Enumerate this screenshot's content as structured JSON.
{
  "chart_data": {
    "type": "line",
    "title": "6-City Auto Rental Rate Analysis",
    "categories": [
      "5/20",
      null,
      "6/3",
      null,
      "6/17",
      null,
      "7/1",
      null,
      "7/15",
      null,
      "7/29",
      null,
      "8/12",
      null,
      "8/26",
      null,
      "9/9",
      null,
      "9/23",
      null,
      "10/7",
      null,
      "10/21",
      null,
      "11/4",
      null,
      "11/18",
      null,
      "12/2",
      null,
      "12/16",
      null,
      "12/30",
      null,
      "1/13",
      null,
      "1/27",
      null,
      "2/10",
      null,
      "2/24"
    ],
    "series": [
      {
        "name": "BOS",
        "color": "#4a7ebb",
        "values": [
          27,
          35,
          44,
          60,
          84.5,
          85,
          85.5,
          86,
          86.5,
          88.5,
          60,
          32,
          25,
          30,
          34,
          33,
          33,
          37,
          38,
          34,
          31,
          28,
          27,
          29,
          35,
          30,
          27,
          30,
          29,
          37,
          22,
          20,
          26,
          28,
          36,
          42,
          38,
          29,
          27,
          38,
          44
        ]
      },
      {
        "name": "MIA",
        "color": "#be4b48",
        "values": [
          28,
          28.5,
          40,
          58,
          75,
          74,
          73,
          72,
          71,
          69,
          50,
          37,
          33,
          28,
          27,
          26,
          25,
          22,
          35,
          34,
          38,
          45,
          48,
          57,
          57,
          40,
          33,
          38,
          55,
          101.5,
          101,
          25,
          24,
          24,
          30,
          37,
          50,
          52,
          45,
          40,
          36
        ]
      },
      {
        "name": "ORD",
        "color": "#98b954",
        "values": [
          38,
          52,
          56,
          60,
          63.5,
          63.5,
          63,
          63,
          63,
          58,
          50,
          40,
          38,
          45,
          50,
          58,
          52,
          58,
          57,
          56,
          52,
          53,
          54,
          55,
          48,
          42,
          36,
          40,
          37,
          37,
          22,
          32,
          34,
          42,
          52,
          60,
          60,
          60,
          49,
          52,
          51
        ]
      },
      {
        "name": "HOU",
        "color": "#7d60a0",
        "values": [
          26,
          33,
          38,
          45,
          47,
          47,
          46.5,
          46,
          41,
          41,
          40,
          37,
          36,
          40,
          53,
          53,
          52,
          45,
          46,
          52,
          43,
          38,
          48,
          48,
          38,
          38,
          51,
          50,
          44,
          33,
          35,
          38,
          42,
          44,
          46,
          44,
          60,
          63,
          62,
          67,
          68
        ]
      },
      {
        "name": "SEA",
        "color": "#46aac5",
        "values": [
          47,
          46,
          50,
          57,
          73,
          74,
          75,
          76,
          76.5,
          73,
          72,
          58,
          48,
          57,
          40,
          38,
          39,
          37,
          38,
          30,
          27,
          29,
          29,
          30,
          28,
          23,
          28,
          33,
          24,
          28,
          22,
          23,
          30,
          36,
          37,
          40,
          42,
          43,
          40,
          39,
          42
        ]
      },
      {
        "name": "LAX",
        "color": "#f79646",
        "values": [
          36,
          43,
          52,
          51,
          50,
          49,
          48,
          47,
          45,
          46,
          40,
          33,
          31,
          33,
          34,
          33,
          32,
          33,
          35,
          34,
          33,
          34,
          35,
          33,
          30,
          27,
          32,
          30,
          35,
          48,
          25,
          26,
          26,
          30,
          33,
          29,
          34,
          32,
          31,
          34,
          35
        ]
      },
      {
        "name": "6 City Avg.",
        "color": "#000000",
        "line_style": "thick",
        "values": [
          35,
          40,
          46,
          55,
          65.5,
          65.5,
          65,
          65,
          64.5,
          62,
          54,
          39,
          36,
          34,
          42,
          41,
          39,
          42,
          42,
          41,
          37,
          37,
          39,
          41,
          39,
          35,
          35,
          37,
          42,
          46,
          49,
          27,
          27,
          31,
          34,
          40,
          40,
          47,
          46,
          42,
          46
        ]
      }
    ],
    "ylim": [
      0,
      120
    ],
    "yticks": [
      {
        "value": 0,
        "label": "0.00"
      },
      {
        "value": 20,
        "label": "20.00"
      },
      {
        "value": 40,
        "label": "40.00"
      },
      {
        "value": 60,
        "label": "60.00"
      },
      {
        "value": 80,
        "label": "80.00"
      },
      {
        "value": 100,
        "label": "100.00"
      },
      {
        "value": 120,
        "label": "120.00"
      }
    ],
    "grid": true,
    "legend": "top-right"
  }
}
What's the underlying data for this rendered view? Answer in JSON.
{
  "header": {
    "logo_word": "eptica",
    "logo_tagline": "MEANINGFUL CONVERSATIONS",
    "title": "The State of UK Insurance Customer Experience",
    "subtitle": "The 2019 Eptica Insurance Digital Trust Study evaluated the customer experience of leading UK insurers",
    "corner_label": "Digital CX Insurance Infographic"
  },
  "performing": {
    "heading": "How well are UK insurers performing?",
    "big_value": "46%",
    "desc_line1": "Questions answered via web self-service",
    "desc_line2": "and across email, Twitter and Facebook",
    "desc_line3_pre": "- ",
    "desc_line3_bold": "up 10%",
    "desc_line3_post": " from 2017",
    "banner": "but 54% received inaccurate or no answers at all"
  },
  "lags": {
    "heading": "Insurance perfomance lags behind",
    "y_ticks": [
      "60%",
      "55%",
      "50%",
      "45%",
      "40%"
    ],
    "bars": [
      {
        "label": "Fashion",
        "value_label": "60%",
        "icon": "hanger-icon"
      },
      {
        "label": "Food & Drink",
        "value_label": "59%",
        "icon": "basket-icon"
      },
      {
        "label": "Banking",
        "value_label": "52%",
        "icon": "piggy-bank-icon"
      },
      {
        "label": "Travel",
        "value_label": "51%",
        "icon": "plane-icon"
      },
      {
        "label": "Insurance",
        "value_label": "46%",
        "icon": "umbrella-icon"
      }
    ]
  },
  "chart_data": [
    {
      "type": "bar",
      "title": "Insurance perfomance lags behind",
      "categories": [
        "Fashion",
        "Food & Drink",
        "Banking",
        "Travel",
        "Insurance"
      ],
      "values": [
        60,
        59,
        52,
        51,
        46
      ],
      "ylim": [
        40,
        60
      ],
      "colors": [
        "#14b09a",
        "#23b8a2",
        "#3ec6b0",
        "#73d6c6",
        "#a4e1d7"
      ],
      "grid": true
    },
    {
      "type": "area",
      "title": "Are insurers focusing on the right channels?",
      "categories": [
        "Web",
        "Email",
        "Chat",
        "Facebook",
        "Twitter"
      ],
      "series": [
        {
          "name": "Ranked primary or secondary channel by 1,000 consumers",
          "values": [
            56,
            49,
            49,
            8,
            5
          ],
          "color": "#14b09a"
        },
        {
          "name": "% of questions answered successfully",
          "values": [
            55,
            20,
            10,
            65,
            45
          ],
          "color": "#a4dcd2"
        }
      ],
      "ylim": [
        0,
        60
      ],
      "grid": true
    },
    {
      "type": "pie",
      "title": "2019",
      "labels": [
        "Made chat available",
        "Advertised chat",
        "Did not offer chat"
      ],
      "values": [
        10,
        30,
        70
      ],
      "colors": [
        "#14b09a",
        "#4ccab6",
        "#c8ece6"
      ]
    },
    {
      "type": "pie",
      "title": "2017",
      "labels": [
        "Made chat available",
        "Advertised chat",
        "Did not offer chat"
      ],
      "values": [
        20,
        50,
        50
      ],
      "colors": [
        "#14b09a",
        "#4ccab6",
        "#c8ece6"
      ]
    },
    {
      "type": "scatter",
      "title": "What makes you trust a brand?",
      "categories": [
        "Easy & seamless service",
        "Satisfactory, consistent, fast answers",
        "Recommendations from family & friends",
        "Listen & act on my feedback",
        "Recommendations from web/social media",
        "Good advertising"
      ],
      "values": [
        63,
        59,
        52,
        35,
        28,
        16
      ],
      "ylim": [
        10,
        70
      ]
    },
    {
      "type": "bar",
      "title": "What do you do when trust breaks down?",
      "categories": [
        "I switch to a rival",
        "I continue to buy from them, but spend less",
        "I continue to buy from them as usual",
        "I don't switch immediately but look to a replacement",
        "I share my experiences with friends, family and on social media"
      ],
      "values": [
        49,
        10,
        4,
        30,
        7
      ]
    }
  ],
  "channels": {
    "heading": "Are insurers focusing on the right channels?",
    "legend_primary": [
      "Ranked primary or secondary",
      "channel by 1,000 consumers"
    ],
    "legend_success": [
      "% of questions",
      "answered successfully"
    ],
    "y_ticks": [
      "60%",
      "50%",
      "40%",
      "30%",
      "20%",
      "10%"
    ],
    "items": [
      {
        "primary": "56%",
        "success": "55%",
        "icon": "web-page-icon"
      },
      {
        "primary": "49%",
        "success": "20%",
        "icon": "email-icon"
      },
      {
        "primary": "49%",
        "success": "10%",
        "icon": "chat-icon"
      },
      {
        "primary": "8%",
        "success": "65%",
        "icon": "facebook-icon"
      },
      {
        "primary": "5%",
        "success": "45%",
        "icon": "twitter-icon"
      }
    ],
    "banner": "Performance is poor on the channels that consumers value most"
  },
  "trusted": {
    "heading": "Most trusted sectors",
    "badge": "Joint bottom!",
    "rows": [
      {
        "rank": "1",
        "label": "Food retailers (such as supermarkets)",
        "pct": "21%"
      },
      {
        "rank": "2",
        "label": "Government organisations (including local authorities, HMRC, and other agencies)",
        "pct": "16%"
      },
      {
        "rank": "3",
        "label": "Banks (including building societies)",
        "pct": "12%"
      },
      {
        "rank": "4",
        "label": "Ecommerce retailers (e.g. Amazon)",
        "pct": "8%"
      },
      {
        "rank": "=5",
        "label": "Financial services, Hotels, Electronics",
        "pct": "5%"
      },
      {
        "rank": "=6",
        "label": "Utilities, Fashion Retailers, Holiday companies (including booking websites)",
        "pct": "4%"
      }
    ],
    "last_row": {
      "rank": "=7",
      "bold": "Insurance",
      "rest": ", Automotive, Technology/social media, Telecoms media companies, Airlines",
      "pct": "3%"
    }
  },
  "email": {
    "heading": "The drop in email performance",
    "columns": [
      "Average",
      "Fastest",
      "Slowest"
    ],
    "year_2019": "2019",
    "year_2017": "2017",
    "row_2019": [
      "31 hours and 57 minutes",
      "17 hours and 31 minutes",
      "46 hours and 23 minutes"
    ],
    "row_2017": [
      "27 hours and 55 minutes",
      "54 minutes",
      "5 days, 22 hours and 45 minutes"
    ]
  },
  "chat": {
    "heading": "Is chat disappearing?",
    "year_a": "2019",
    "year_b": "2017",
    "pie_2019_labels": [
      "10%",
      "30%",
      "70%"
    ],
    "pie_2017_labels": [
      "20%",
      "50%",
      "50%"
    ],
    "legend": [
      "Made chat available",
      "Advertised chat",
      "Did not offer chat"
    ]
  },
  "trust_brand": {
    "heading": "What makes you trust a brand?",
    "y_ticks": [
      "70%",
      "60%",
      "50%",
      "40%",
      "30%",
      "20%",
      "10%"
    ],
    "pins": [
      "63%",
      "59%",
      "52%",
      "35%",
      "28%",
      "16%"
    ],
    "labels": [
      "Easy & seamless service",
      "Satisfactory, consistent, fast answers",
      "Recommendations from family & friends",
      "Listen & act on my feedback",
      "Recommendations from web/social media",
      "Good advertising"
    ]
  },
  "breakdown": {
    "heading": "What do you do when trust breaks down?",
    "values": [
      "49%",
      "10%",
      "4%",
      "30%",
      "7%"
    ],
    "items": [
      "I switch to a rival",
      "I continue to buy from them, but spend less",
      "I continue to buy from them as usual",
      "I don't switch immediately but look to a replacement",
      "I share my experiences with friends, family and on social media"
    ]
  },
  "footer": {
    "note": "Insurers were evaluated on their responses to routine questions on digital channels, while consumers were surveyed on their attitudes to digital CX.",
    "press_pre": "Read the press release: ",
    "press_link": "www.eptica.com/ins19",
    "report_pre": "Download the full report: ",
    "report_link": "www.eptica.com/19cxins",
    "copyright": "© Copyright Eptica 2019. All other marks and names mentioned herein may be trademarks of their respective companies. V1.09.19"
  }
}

## YOUR INSTRUCTIONS
Show the lines that mention the word "companies".

## ANSWER FOR THIS EXERCISE
        "label": "Utilities, Fashion Retailers, Holiday companies (including booking websites)",
      "rest": ", Automotive, Technology/social media, Telecoms media companies, Airlines",
    "copyright": "© Copyright Eptica 2019. All other marks and names mentioned herein may be trademarks of their respective companies. V1.09.19"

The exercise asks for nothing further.